[begin Information provided]

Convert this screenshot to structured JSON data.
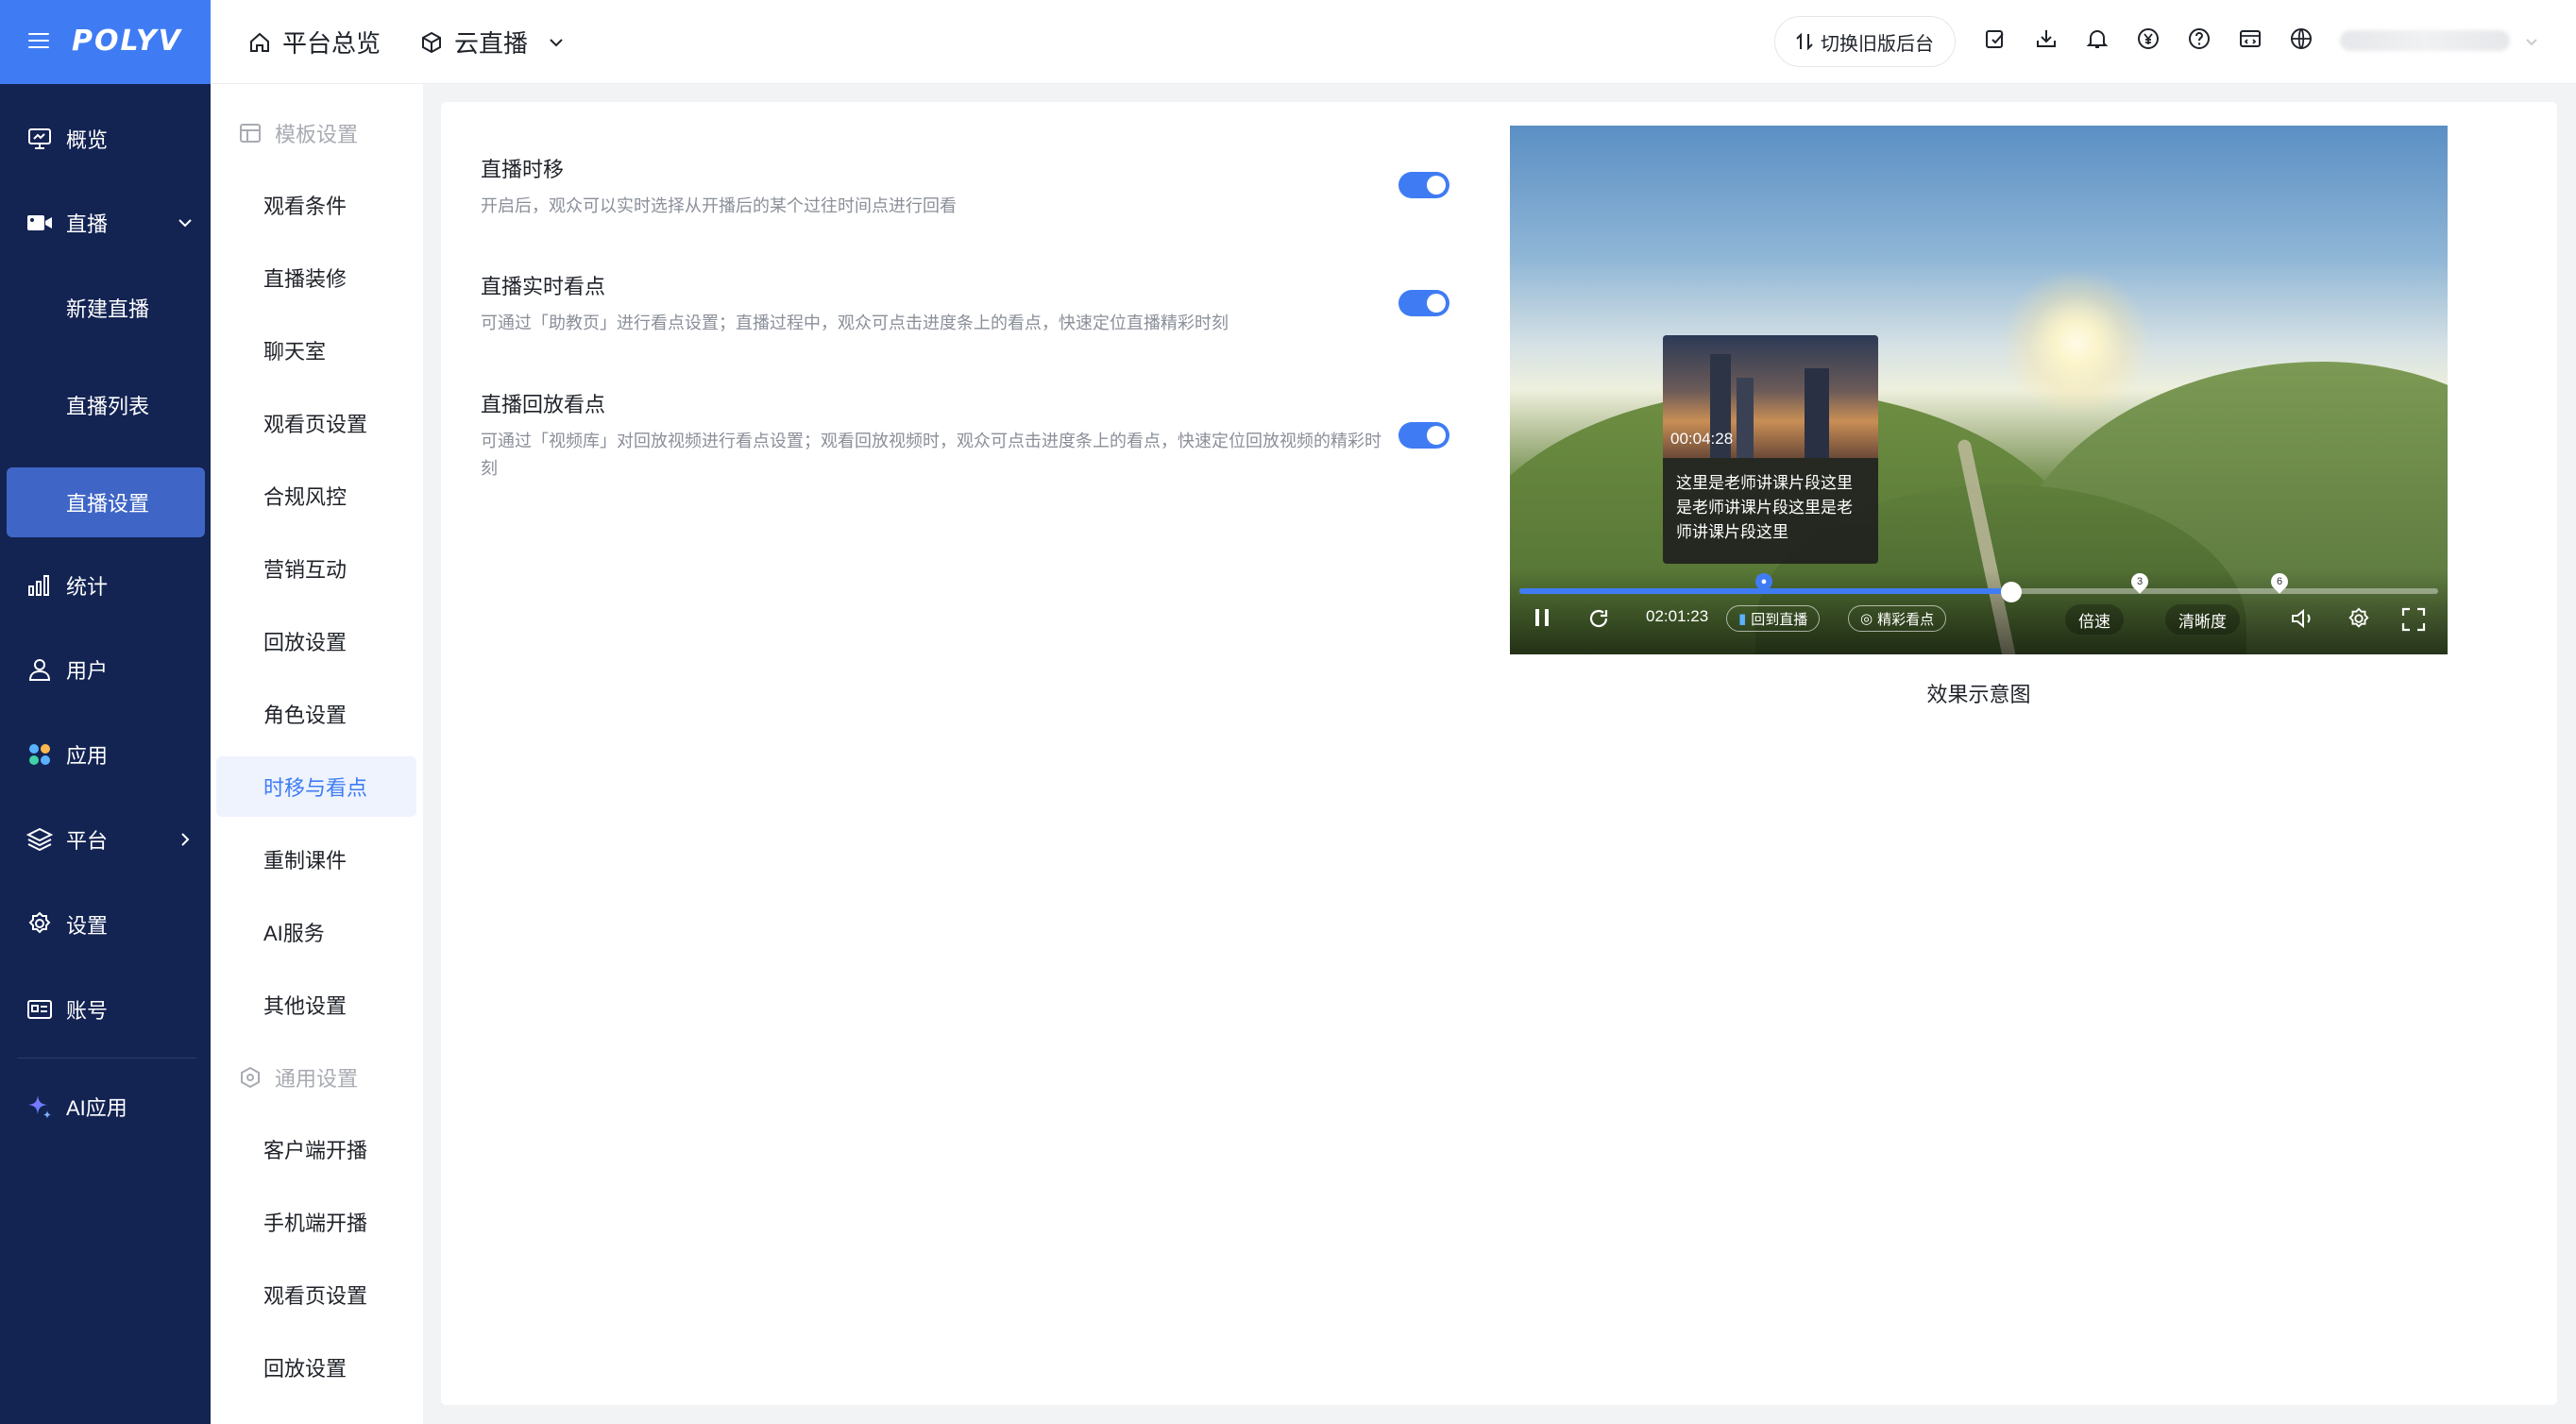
{
  "brand": {
    "logo": "POLYV"
  },
  "nav": {
    "items": [
      {
        "label": "概览",
        "icon": "monitor-icon"
      },
      {
        "label": "直播",
        "icon": "video-icon"
      },
      {
        "label": "统计",
        "icon": "bar-chart-icon"
      },
      {
        "label": "用户",
        "icon": "user-icon"
      },
      {
        "label": "应用",
        "icon": "apps-icon"
      },
      {
        "label": "平台",
        "icon": "layers-icon"
      },
      {
        "label": "设置",
        "icon": "gear-icon"
      },
      {
        "label": "账号",
        "icon": "id-card-icon"
      },
      {
        "label": "AI应用",
        "icon": "sparkle-icon"
      }
    ],
    "live_sub": [
      "新建直播",
      "直播列表",
      "直播设置"
    ]
  },
  "header": {
    "home": "平台总览",
    "product": "云直播",
    "switch_label": "切换旧版后台"
  },
  "subnav": {
    "group1": "模板设置",
    "items1": [
      "观看条件",
      "直播装修",
      "聊天室",
      "观看页设置",
      "合规风控",
      "营销互动",
      "回放设置",
      "角色设置",
      "时移与看点",
      "重制课件",
      "AI服务",
      "其他设置"
    ],
    "group2": "通用设置",
    "items2": [
      "客户端开播",
      "手机端开播",
      "观看页设置",
      "回放设置"
    ]
  },
  "settings": [
    {
      "title": "直播时移",
      "desc": "开启后，观众可以实时选择从开播后的某个过往时间点进行回看",
      "enabled": true
    },
    {
      "title": "直播实时看点",
      "desc": "可通过「助教页」进行看点设置；直播过程中，观众可点击进度条上的看点，快速定位直播精彩时刻",
      "enabled": true
    },
    {
      "title": "直播回放看点",
      "desc": "可通过「视频库」对回放视频进行看点设置；观看回放视频时，观众可点击进度条上的看点，快速定位回放视频的精彩时刻",
      "enabled": true
    }
  ],
  "preview": {
    "tooltip_time": "00:04:28",
    "tooltip_text": "这里是老师讲课片段这里是老师讲课片段这里是老师讲课片段这里",
    "current_time": "02:01:23",
    "back_live": "回到直播",
    "highlights": "精彩看点",
    "speed": "倍速",
    "quality": "清晰度",
    "progress": 0.535,
    "markers": [
      "3",
      "6"
    ],
    "caption": "效果示意图"
  },
  "colors": {
    "nav_bg": "#132453",
    "accent": "#3f7cf4",
    "brand_bar": "#3f7cf4"
  }
}
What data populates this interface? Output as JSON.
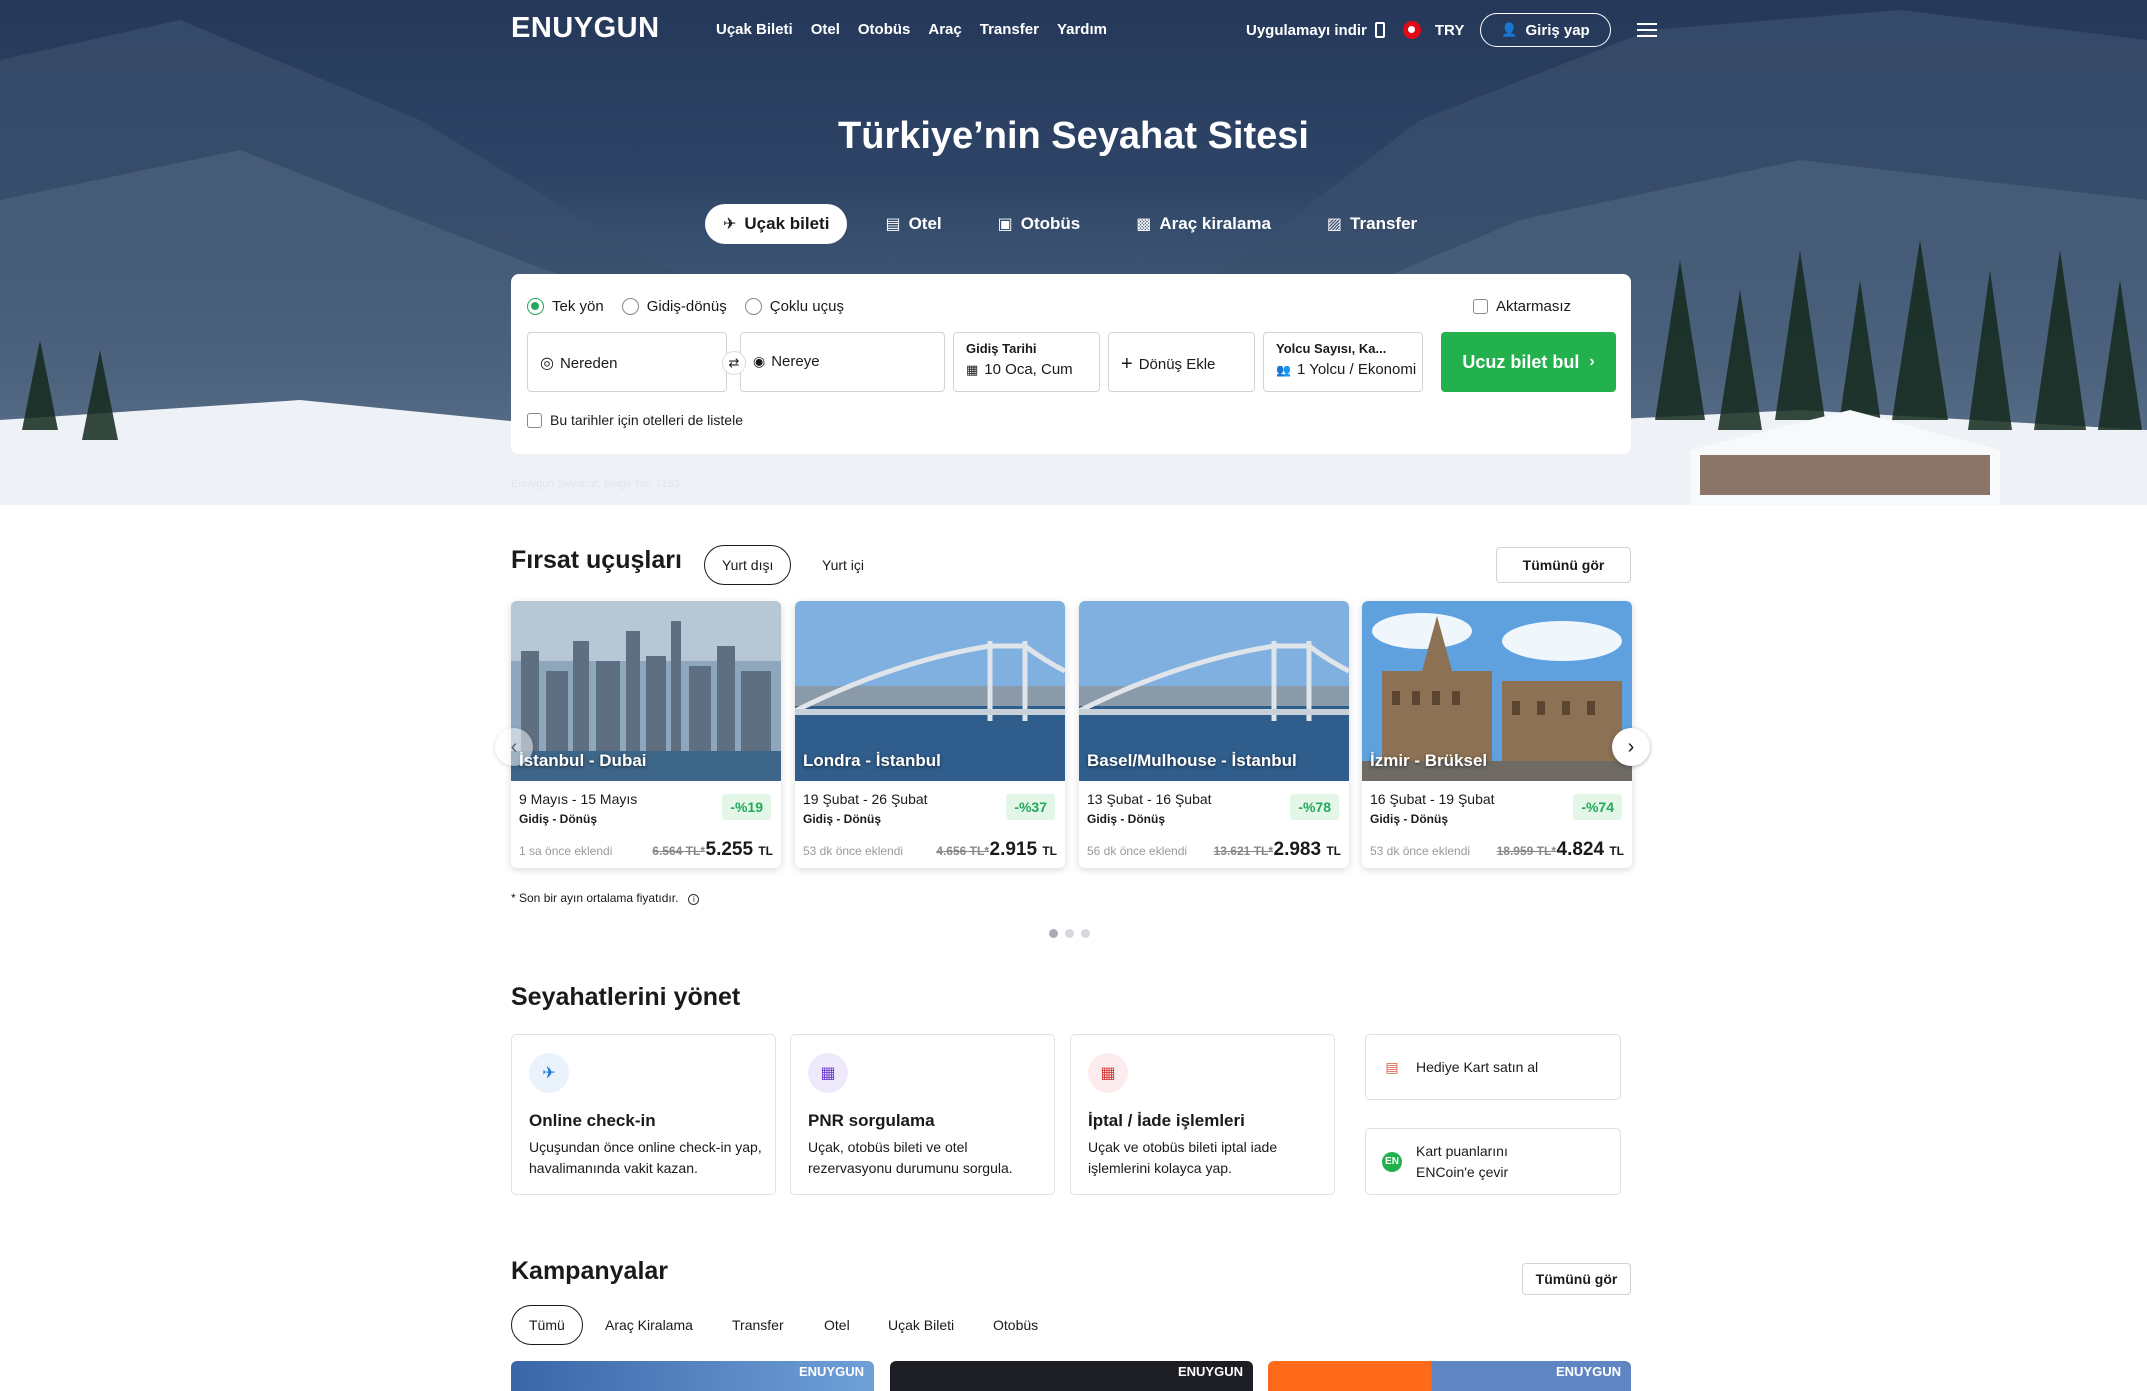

[end Information provided]

◆ Brief
Pick out all the lines with the word "title" in them and copy them.

◆ Final result
      "title": "直播时移",
      "title": "直播实时看点",
      "title": "直播回放看点",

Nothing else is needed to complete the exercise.